Collected data entries:
━━━━━━━━━━━━━━━━━━━━━━━━━━━━━━
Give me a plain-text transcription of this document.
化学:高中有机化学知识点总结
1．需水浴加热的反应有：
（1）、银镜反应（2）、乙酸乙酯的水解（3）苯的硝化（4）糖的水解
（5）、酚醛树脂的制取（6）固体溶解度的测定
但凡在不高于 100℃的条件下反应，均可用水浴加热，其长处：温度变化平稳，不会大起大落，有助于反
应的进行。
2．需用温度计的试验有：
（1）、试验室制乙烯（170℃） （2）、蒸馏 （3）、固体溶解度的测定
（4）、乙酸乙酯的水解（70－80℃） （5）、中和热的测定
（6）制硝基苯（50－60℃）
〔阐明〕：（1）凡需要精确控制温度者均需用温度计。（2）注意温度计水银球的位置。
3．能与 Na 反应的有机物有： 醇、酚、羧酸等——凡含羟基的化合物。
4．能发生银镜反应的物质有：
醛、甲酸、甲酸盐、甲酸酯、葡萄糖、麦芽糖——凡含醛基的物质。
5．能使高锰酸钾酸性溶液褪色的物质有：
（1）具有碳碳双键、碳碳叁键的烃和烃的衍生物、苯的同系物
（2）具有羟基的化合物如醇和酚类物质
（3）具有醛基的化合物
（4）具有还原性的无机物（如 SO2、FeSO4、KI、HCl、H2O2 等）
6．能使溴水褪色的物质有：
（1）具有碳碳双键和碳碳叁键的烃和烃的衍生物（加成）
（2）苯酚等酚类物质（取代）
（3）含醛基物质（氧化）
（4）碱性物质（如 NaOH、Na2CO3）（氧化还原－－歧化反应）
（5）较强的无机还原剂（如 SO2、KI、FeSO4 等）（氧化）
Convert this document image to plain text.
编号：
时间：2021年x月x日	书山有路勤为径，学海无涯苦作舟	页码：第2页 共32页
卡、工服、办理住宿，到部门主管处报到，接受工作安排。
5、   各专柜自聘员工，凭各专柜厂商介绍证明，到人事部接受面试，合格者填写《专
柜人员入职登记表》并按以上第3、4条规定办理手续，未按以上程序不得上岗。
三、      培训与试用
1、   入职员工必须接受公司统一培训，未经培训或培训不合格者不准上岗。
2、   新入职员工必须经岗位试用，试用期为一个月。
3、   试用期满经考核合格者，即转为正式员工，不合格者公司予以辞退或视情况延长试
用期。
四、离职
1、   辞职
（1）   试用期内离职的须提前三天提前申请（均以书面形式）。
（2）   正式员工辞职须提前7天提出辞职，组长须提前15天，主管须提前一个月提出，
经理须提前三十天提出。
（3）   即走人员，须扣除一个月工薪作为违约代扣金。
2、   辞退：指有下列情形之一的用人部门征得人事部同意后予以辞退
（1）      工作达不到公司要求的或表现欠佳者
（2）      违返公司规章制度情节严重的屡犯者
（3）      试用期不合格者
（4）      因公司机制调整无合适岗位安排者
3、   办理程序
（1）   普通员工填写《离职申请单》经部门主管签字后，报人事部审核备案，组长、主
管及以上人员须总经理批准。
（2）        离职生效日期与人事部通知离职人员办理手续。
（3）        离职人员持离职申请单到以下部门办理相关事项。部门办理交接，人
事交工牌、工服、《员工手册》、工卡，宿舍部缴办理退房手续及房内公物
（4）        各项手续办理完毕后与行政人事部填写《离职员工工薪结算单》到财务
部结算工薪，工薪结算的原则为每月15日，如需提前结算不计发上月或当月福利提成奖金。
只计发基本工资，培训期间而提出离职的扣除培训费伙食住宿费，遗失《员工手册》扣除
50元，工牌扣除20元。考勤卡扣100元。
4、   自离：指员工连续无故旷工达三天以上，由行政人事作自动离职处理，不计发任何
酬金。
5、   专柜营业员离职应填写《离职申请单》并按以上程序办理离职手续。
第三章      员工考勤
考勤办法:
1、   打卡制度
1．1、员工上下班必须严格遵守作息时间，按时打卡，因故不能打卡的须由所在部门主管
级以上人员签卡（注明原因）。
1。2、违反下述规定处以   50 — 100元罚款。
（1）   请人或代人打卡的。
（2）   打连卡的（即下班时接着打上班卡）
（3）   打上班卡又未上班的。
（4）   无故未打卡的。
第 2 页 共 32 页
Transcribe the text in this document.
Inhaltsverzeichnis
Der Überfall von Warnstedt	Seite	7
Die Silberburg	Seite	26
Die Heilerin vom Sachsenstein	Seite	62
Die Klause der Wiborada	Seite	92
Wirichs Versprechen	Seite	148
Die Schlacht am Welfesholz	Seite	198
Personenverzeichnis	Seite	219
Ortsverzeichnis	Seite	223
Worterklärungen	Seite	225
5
━━━━━━━━━━━━━━━━━━━━━━━━━━━━━━
Find each line with the string "固体溶解度的测定" and copy it out.

[The result]
（5）、酚醛树脂的制取（6）固体溶解度的测定
（1）、试验室制乙烯（170℃） （2）、蒸馏 （3）、固体溶解度的测定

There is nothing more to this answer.